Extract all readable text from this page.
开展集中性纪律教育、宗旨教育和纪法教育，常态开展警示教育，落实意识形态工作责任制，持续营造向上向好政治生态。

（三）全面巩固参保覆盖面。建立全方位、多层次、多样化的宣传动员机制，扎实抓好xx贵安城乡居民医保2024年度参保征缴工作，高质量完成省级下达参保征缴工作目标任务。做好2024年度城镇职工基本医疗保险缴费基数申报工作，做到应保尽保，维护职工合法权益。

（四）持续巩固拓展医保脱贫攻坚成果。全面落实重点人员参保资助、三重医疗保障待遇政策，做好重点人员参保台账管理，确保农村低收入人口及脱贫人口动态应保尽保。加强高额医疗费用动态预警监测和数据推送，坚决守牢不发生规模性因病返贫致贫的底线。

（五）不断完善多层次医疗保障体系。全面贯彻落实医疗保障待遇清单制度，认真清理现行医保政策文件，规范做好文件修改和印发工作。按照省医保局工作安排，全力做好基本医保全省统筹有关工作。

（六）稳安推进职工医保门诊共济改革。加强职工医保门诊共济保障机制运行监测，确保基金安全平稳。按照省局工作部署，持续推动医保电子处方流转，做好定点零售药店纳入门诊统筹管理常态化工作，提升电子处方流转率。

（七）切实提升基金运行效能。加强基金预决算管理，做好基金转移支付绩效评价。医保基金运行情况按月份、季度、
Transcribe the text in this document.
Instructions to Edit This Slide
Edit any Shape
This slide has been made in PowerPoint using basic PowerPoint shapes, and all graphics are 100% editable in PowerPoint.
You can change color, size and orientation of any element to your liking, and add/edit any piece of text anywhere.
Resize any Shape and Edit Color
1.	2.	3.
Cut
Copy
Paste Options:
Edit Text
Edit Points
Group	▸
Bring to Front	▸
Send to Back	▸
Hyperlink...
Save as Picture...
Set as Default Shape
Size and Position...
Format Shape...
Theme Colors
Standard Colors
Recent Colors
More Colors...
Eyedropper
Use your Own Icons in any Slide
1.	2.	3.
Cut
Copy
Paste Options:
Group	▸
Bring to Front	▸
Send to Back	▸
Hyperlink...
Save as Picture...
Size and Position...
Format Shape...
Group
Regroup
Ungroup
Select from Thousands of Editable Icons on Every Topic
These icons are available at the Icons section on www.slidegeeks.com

= = = =

→ Stated problem:
Copy all data exactly, start to finish.

→ Output of the exercise:
Extract all readable text from this page.
开展集中性纪律教育、宗旨教育和纪法教育，常态开展警示教育，落实意识形态工作责任制，持续营造向上向好政治生态。

（三）全面巩固参保覆盖面。建立全方位、多层次、多样化的宣传动员机制，扎实抓好xx贵安城乡居民医保2024年度参保征缴工作，高质量完成省级下达参保征缴工作目标任务。做好2024年度城镇职工基本医疗保险缴费基数申报工作，做到应保尽保，维护职工合法权益。

（四）持续巩固拓展医保脱贫攻坚成果。全面落实重点人员参保资助、三重医疗保障待遇政策，做好重点人员参保台账管理，确保农村低收入人口及脱贫人口动态应保尽保。加强高额医疗费用动态预警监测和数据推送，坚决守牢不发生规模性因病返贫致贫的底线。

（五）不断完善多层次医疗保障体系。全面贯彻落实医疗保障待遇清单制度，认真清理现行医保政策文件，规范做好文件修改和印发工作。按照省医保局工作安排，全力做好基本医保全省统筹有关工作。

（六）稳安推进职工医保门诊共济改革。加强职工医保门诊共济保障机制运行监测，确保基金安全平稳。按照省局工作部署，持续推动医保电子处方流转，做好定点零售药店纳入门诊统筹管理常态化工作，提升电子处方流转率。

（七）切实提升基金运行效能。加强基金预决算管理，做好基金转移支付绩效评价。医保基金运行情况按月份、季度、
Transcribe the text in this document.
Instructions to Edit This Slide
Edit any Shape
This slide has been made in PowerPoint using basic PowerPoint shapes, and all graphics are 100% editable in PowerPoint.
You can change color, size and orientation of any element to your liking, and add/edit any piece of text anywhere.
Resize any Shape and Edit Color
1.	2.	3.
Cut
Copy
Paste Options:
Edit Text
Edit Points
Group	▸
Bring to Front	▸
Send to Back	▸
Hyperlink...
Save as Picture...
Set as Default Shape
Size and Position...
Format Shape...
Theme Colors
Standard Colors
Recent Colors
More Colors...
Eyedropper
Use your Own Icons in any Slide
1.	2.	3.
Cut
Copy
Paste Options:
Group	▸
Bring to Front	▸
Send to Back	▸
Hyperlink...
Save as Picture...
Size and Position...
Format Shape...
Group
Regroup
Ungroup
Select from Thousands of Editable Icons on Every Topic
These icons are available at the Icons section on www.slidegeeks.com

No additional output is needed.